- Instructions for the task
Determine the count of lines holding the string "houden". Return only the number.

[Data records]
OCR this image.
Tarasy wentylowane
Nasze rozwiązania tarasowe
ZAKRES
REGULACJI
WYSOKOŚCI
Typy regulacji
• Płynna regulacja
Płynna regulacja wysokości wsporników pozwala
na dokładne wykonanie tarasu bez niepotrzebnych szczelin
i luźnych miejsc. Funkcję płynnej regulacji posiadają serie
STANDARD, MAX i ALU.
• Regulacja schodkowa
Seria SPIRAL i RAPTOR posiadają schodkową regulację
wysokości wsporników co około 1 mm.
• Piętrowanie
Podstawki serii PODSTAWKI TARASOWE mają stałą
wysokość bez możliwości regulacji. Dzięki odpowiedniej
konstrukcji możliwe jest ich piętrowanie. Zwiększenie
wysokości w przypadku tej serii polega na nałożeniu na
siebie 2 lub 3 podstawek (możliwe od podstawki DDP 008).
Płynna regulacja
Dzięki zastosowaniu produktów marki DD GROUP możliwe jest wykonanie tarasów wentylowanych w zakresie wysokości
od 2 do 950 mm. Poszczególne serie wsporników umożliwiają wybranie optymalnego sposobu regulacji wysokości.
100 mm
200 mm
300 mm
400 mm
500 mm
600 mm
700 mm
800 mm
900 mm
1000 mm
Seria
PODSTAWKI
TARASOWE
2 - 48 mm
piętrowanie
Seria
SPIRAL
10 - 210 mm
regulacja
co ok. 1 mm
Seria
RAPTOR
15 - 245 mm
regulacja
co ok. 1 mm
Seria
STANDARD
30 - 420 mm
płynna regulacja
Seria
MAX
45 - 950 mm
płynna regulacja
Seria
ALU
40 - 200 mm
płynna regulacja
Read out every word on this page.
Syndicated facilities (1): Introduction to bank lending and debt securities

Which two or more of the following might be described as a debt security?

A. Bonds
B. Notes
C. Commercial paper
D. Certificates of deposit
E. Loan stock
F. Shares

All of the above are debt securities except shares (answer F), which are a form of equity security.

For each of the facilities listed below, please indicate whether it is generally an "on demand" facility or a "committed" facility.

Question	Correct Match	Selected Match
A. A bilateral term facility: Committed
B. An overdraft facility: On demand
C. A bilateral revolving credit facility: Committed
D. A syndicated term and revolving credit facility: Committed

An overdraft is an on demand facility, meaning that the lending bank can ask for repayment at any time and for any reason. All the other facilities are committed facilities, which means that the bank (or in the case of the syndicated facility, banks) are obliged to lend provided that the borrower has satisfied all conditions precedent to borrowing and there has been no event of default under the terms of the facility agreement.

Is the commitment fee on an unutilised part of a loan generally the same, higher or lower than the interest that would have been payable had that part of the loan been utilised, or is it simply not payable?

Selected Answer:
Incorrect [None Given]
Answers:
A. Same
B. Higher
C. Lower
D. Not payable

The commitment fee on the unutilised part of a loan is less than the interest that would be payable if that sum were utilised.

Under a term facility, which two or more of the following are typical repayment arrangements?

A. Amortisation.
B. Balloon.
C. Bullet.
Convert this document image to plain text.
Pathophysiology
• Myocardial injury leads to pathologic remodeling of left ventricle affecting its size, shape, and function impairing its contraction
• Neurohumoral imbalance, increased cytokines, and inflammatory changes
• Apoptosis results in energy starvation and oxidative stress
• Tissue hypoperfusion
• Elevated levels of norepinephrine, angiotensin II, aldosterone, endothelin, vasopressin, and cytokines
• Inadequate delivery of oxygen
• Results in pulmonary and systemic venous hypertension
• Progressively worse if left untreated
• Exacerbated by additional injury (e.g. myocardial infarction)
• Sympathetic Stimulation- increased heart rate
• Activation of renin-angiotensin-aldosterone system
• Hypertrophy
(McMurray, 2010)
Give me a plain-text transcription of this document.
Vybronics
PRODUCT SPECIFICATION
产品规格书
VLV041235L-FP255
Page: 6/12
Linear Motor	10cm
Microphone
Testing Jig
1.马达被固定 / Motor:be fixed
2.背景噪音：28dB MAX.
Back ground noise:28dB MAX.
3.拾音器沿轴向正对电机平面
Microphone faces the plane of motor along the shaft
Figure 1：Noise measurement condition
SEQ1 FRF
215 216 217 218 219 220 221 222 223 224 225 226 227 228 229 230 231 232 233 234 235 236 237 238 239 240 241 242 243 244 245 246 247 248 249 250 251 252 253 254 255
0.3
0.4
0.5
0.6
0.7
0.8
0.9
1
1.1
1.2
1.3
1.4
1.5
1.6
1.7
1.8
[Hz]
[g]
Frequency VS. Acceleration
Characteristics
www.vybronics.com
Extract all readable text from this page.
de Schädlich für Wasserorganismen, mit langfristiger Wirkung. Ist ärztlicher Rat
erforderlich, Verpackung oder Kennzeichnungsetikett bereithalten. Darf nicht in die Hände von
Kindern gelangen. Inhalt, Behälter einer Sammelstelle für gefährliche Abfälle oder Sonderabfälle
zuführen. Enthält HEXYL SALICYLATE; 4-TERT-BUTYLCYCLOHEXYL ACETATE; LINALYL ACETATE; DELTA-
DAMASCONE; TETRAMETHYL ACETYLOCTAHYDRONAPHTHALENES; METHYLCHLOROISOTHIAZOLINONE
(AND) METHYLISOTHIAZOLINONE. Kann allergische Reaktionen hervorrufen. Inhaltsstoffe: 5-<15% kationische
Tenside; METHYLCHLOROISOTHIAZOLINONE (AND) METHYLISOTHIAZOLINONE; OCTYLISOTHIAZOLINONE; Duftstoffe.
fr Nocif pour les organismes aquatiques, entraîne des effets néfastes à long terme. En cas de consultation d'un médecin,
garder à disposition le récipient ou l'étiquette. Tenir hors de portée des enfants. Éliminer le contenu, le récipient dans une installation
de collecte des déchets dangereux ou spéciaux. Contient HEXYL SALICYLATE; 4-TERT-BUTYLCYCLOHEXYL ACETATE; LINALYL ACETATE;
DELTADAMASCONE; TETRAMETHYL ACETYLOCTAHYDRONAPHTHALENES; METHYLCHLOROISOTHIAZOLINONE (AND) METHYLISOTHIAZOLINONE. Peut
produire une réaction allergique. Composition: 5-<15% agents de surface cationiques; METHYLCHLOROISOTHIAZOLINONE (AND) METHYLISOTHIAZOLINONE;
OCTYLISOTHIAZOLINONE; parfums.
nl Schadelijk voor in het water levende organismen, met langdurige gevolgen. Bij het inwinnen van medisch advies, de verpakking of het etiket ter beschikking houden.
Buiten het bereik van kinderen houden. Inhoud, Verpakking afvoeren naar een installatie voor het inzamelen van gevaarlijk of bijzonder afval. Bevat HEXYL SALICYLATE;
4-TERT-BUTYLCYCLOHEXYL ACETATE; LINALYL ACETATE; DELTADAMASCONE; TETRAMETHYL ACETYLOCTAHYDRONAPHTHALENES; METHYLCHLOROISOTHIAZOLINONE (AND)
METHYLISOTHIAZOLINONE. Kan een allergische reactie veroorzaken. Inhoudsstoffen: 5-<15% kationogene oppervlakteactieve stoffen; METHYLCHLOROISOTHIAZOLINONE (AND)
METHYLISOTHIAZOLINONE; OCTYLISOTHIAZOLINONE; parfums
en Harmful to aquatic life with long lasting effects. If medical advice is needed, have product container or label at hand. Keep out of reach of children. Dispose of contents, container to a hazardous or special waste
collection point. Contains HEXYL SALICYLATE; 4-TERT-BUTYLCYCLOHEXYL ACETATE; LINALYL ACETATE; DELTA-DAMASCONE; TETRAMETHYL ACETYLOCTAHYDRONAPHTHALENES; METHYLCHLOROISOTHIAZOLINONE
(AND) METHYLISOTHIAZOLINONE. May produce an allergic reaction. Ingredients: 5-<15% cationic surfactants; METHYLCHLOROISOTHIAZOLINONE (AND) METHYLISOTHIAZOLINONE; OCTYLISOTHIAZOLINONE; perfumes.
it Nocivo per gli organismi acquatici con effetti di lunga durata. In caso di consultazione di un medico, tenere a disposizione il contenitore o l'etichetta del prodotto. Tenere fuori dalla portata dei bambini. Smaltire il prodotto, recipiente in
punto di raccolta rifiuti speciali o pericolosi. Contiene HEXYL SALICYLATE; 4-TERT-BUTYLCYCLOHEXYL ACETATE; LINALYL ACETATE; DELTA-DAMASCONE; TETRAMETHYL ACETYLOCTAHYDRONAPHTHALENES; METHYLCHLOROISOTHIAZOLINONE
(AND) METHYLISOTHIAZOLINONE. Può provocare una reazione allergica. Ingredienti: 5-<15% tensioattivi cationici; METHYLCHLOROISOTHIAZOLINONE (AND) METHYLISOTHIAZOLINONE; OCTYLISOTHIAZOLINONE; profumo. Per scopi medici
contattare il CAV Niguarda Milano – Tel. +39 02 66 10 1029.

- Final result
2